— start of Exercise input —

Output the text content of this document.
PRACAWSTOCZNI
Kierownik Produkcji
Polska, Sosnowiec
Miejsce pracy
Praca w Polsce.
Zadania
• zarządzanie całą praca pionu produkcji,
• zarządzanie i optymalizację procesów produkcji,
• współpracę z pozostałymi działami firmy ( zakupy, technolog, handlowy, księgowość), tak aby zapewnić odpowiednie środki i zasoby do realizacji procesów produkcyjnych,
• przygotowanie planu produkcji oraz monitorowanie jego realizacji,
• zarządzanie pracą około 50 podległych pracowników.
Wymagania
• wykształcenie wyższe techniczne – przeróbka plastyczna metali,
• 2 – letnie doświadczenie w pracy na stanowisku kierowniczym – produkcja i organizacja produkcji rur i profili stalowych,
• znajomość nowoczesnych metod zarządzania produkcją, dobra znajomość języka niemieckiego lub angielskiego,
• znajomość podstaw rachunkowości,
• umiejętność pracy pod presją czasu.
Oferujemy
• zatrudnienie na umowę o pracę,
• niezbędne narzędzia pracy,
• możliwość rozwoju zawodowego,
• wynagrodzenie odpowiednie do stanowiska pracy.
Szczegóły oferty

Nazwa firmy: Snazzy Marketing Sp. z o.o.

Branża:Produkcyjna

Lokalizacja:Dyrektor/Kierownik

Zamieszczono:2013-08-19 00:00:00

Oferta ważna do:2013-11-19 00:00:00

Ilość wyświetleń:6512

— end of Exercise input —
— start of Exercise input —

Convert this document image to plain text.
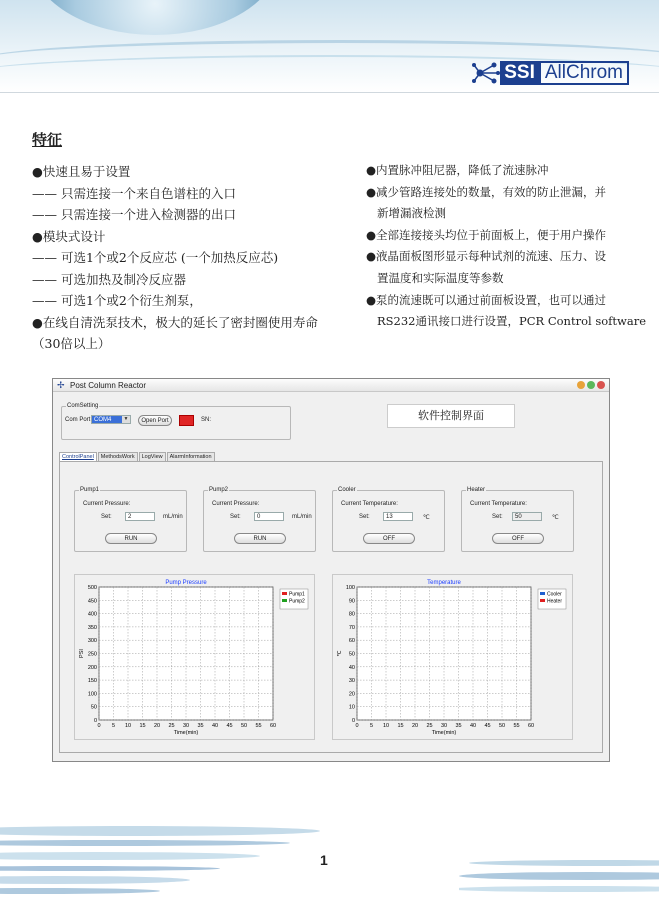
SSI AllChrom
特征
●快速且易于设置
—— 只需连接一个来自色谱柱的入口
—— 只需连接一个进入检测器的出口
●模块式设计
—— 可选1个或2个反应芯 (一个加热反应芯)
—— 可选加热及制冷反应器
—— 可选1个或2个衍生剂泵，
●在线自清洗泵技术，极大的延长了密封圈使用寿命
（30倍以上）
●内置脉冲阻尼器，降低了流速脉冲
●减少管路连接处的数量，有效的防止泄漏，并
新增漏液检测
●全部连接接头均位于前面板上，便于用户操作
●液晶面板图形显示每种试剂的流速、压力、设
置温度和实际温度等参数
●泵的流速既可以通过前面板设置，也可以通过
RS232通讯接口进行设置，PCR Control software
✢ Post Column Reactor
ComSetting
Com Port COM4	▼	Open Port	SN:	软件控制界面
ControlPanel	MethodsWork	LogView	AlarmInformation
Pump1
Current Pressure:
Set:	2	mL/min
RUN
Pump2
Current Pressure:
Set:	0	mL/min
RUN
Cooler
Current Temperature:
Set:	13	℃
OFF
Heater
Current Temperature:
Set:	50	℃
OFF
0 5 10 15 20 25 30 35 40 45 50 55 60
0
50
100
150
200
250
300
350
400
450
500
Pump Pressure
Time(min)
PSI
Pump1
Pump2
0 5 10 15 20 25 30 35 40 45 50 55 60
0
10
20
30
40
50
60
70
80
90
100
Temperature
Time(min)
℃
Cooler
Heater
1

— end of Exercise input —

:: Given exercise ::
Copy each line that holds the word "pracy".

:: Response to this task ::
Miejsce pracy
• 2 – letnie doświadczenie w pracy na stanowisku kierowniczym – produkcja i organizacja produkcji rur i profili stalowych,
• umiejętność pracy pod presją czasu.
• niezbędne narzędzia pracy,
• wynagrodzenie odpowiednie do stanowiska pracy.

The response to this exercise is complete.